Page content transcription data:
[Start of section]
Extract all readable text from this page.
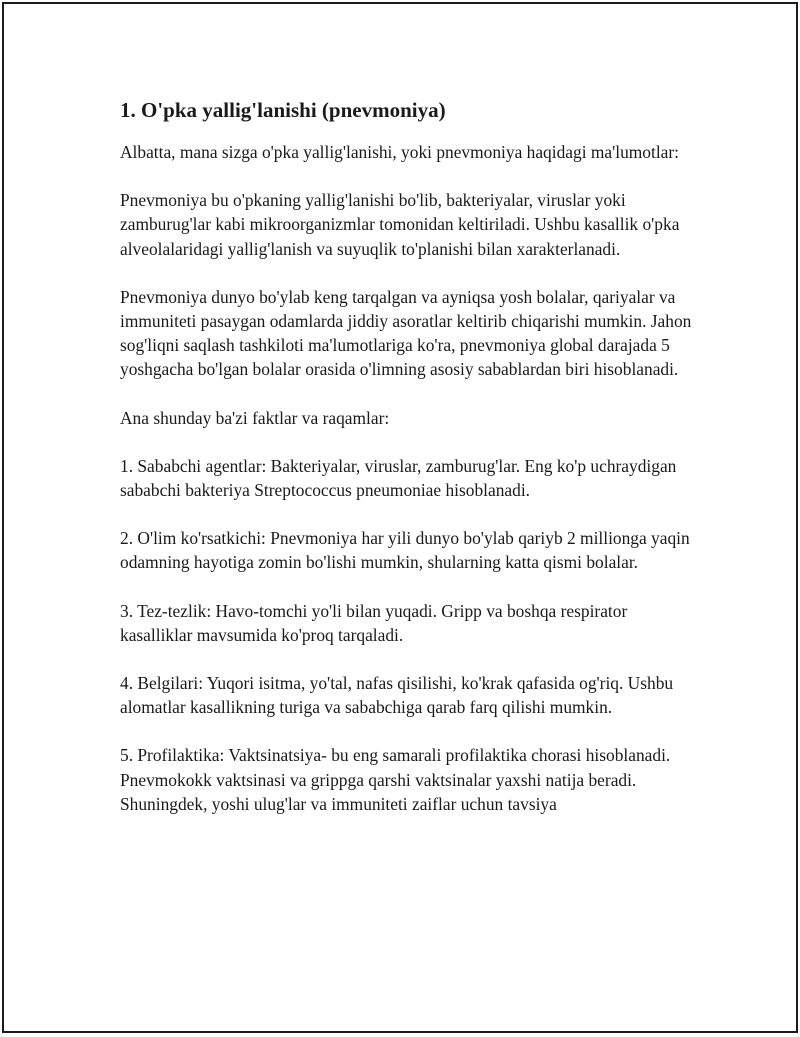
1. O'pka yallig'lanishi (pnevmoniya)

Albatta, mana sizga o'pka yallig'lanishi, yoki pnevmoniya haqidagi ma'lumotlar:

Pnevmoniya bu o'pkaning yallig'lanishi bo'lib, bakteriyalar, viruslar yoki zamburug'lar kabi mikroorganizmlar tomonidan keltiriladi. Ushbu kasallik o'pka alveolalaridagi yallig'lanish va suyuqlik to'planishi bilan xarakterlanadi.

Pnevmoniya dunyo bo'ylab keng tarqalgan va ayniqsa yosh bolalar, qariyalar va immuniteti pasaygan odamlarda jiddiy asoratlar keltirib chiqarishi mumkin. Jahon sog'liqni saqlash tashkiloti ma'lumotlariga ko'ra, pnevmoniya global darajada 5 yoshgacha bo'lgan bolalar orasida o'limning asosiy sabablardan biri hisoblanadi.

Ana shunday ba'zi faktlar va raqamlar:

1. Sababchi agentlar: Bakteriyalar, viruslar, zamburug'lar. Eng ko'p uchraydigan sababchi bakteriya Streptococcus pneumoniae hisoblanadi.

2. O'lim ko'rsatkichi: Pnevmoniya har yili dunyo bo'ylab qariyb 2 millionga yaqin odamning hayotiga zomin bo'lishi mumkin, shularning katta qismi bolalar.

3. Tez-tezlik: Havo-tomchi yo'li bilan yuqadi. Gripp va boshqa respirator kasalliklar mavsumida ko'proq tarqaladi.

4. Belgilari: Yuqori isitma, yo'tal, nafas qisilishi, ko'krak qafasida og'riq. Ushbu alomatlar kasallikning turiga va sababchiga qarab farq qilishi mumkin.

5. Profilaktika: Vaktsinatsiya- bu eng samarali profilaktika chorasi hisoblanadi. Pnevmokokk vaktsinasi va grippga qarshi vaktsinalar yaxshi natija beradi. Shuningdek, yoshi ulug'lar va immuniteti zaiflar uchun tavsiya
[End of section]
Could you copy each line above exactly as written, minus any pictures?

Extract all readable text from this page.
1. O'pka yallig'lanishi (pnevmoniya)

Albatta, mana sizga o'pka yallig'lanishi, yoki pnevmoniya haqidagi ma'lumotlar:

Pnevmoniya bu o'pkaning yallig'lanishi bo'lib, bakteriyalar, viruslar yoki zamburug'lar kabi mikroorganizmlar tomonidan keltiriladi. Ushbu kasallik o'pka alveolalaridagi yallig'lanish va suyuqlik to'planishi bilan xarakterlanadi.

Pnevmoniya dunyo bo'ylab keng tarqalgan va ayniqsa yosh bolalar, qariyalar va immuniteti pasaygan odamlarda jiddiy asoratlar keltirib chiqarishi mumkin. Jahon sog'liqni saqlash tashkiloti ma'lumotlariga ko'ra, pnevmoniya global darajada 5 yoshgacha bo'lgan bolalar orasida o'limning asosiy sabablardan biri hisoblanadi.

Ana shunday ba'zi faktlar va raqamlar:

1. Sababchi agentlar: Bakteriyalar, viruslar, zamburug'lar. Eng ko'p uchraydigan sababchi bakteriya Streptococcus pneumoniae hisoblanadi.

2. O'lim ko'rsatkichi: Pnevmoniya har yili dunyo bo'ylab qariyb 2 millionga yaqin odamning hayotiga zomin bo'lishi mumkin, shularning katta qismi bolalar.

3. Tez-tezlik: Havo-tomchi yo'li bilan yuqadi. Gripp va boshqa respirator kasalliklar mavsumida ko'proq tarqaladi.

4. Belgilari: Yuqori isitma, yo'tal, nafas qisilishi, ko'krak qafasida og'riq. Ushbu alomatlar kasallikning turiga va sababchiga qarab farq qilishi mumkin.

5. Profilaktika: Vaktsinatsiya- bu eng samarali profilaktika chorasi hisoblanadi. Pnevmokokk vaktsinasi va grippga qarshi vaktsinalar yaxshi natija beradi. Shuningdek, yoshi ulug'lar va immuniteti zaiflar uchun tavsiya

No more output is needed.